- _Directive_
Only lines holding the string "correct" are wanted; copy each one from the material.

** start Data for this exercise **

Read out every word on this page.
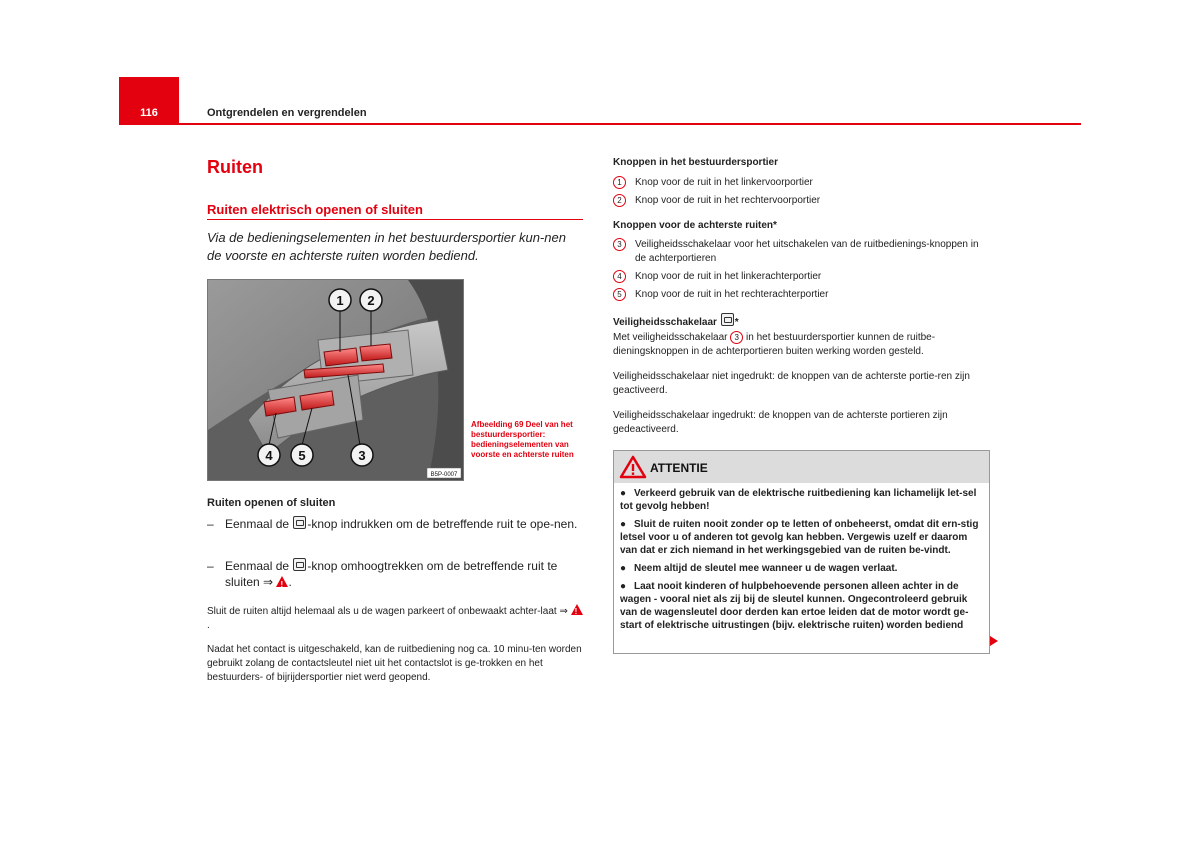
116	Ontgrendelen en vergrendelen
Ruiten
Ruiten elektrisch openen of sluiten
Via de bedieningselementen in het bestuurdersportier kun-nen de voorste en achterste ruiten worden bediend.
1 2
3
4 5
B5P-0007
Afbeelding 69 Deel van het bestuurdersportier: bedieningselementen van voorste en achterste ruiten
Ruiten openen of sluiten
– Eenmaal de -knop indrukken om de betreffende ruit te ope-nen.
– Eenmaal de -knop omhoogtrekken om de betreffende ruit te sluiten ⇒ ! .
Sluit de ruiten altijd helemaal als u de wagen parkeert of onbewaakt achter-laat ⇒ !.
Nadat het contact is uitgeschakeld, kan de ruitbediening nog ca. 10 minu-ten worden gebruikt zolang de contactsleutel niet uit het contactslot is ge-trokken en het bestuurders- of bijrijdersportier niet werd geopend.
Knoppen in het bestuurdersportier
1	Knop voor de ruit in het linkervoorportier
2	Knop voor de ruit in het rechtervoorportier
Knoppen voor de achterste ruiten*
3	Veiligheidsschakelaar voor het uitschakelen van de ruitbedienings-knoppen in de achterportieren
4	Knop voor de ruit in het linkerachterportier
5	Knop voor de ruit in het rechterachterportier
Veiligheidsschakelaar *
Met veiligheidsschakelaar 3 in het bestuurdersportier kunnen de ruitbe-dieningsknoppen in de achterportieren buiten werking worden gesteld.
Veiligheidsschakelaar niet ingedrukt: de knoppen van de achterste portie-ren zijn geactiveerd.
Veiligheidsschakelaar ingedrukt: de knoppen van de achterste portieren zijn gedeactiveerd.
ATTENTIE
● Verkeerd gebruik van de elektrische ruitbediening kan lichamelijk let-sel tot gevolg hebben!
● Sluit de ruiten nooit zonder op te letten of onbeheerst, omdat dit ern-stig letsel voor u of anderen tot gevolg kan hebben. Vergewis uzelf er daarom van dat er zich niemand in het werkingsgebied van de ruiten be-vindt.
● Neem altijd de sleutel mee wanneer u de wagen verlaat.
● Laat nooit kinderen of hulpbehoevende personen alleen achter in de wagen - vooral niet als zij bij de sleutel kunnen. Ongecontroleerd gebruik van de wagensleutel door derden kan ertoe leiden dat de motor wordt ge-start of elektrische uitrustingen (bijv. elektrische ruiten) worden bediend
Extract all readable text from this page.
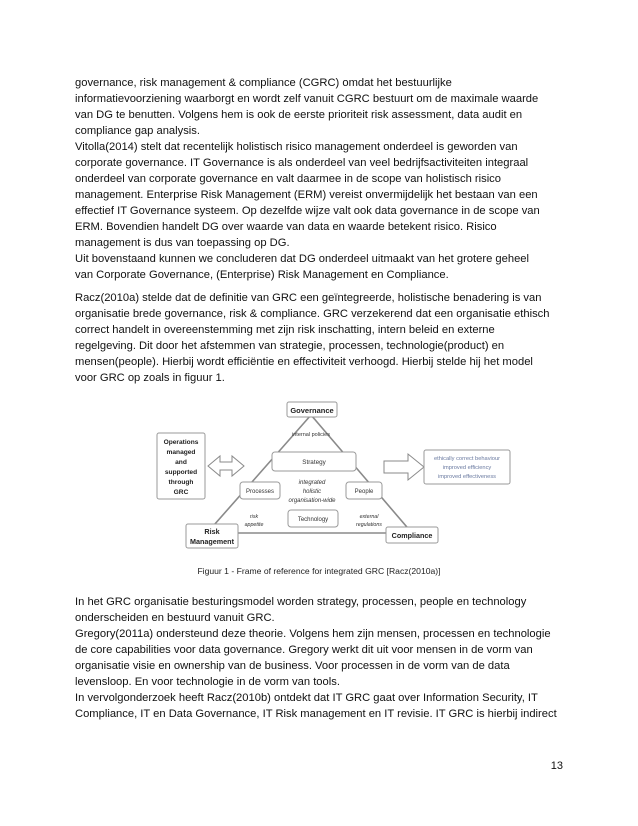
governance, risk management & compliance (CGRC) omdat het bestuurlijke

informatievoorziening waarborgt en wordt zelf vanuit CGRC bestuurt om de maximale waarde

van DG te benutten. Volgens hem is ook de eerste prioriteit risk assessment, data audit en

compliance gap analysis.

Vitolla(2014) stelt dat recentelijk holistisch risico management onderdeel is geworden van

corporate governance. IT Governance is als onderdeel van veel bedrijfsactiviteiten integraal

onderdeel van corporate governance en valt daarmee in de scope van holistisch risico

management. Enterprise Risk Management (ERM) vereist onvermijdelijk het bestaan van een

effectief IT Governance systeem. Op dezelfde wijze valt ook data governance in de scope van

ERM. Bovendien handelt DG over waarde van data en waarde betekent risico. Risico

management is dus van toepassing op DG.

Uit bovenstaand kunnen we concluderen dat DG onderdeel uitmaakt van het grotere geheel

van Corporate Governance, (Enterprise) Risk Management en Compliance.

Racz(2010a) stelde dat de definitie van GRC een geïntegreerde, holistische benadering is van

organisatie brede governance, risk & compliance. GRC verzekerend dat een organisatie ethisch

correct handelt in overeenstemming met zijn risk inschatting, intern beleid en externe

regelgeving. Dit door het afstemmen van strategie, processen, technologie(product) en

mensen(people). Hierbij wordt efficiëntie en effectiviteit verhoogd. Hierbij stelde hij het model

voor GRC op zoals in figuur 1.

Governance
internal policies
Strategy
Processes
integrated
holistic
organisation-wide
People
Technology
risk
appetite
external
regulations
Risk
Management
Compliance
Operations
managed
and
supported
through
GRC
ethically correct behaviour
improved efficiency
improved effectiveness
Figuur 1 - Frame of reference for integrated GRC [Racz(2010a)]

In het GRC organisatie besturingsmodel worden strategy, processen, people en technology

onderscheiden en bestuurd vanuit GRC.

Gregory(2011a) ondersteund deze theorie. Volgens hem zijn mensen, processen en technologie

de core capabilities voor data governance. Gregory werkt dit uit voor mensen in de vorm van

organisatie visie en ownership van de business. Voor processen in de vorm van de data

levensloop. En voor technologie in de vorm van tools.

In vervolgonderzoek heeft Racz(2010b) ontdekt dat IT GRC gaat over Information Security, IT

Compliance, IT en Data Governance, IT Risk management en IT revisie. IT GRC is hierbij indirect

13
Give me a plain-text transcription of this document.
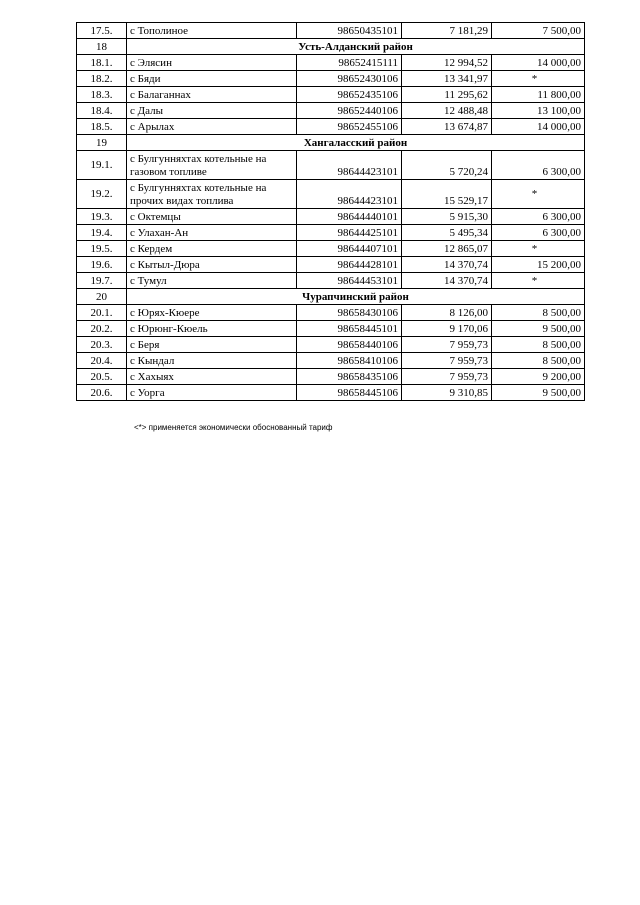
17.5.	с Тополиное	98650435101	7 181,29	7 500,00
18	Усть-Алданский район			
18.1.	с Элясин	98652415111	12 994,52	14 000,00
18.2.	с Бяди	98652430106	13 341,97	*
18.3.	с Балаганнах	98652435106	11 295,62	11 800,00
18.4.	с Далы	98652440106	12 488,48	13 100,00
18.5.	с Арылах	98652455106	13 674,87	14 000,00
19	Хангаласский район			
19.1.	с Булгунняхтах котельные на газовом топливе	98644423101	5 720,24	6 300,00
19.2.	с Булгунняхтах котельные на прочих видах топлива	98644423101	15 529,17	*
19.3.	с Октемцы	98644440101	5 915,30	6 300,00
19.4.	с Улахан-Ан	98644425101	5 495,34	6 300,00
19.5.	с Кердем	98644407101	12 865,07	*
19.6.	с Кытыл-Дюра	98644428101	14 370,74	15 200,00
19.7.	с Тумул	98644453101	14 370,74	*
20	Чурапчинский район			
20.1.	с Юрях-Кюере	98658430106	8 126,00	8 500,00
20.2.	с Юрюнг-Кюель	98658445101	9 170,06	9 500,00
20.3.	с Беря	98658440106	7 959,73	8 500,00
20.4.	с Кындал	98658410106	7 959,73	8 500,00
20.5.	с Хахыях	98658435106	7 959,73	9 200,00
20.6.	с Уорга	98658445106	9 310,85	9 500,00
<*> применяется экономически обоснованный тариф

** end Data for this exercise **

- _Finished answer_
correct handelt in overeenstemming met zijn risk inschatting, intern beleid en externe
ethically correct behaviour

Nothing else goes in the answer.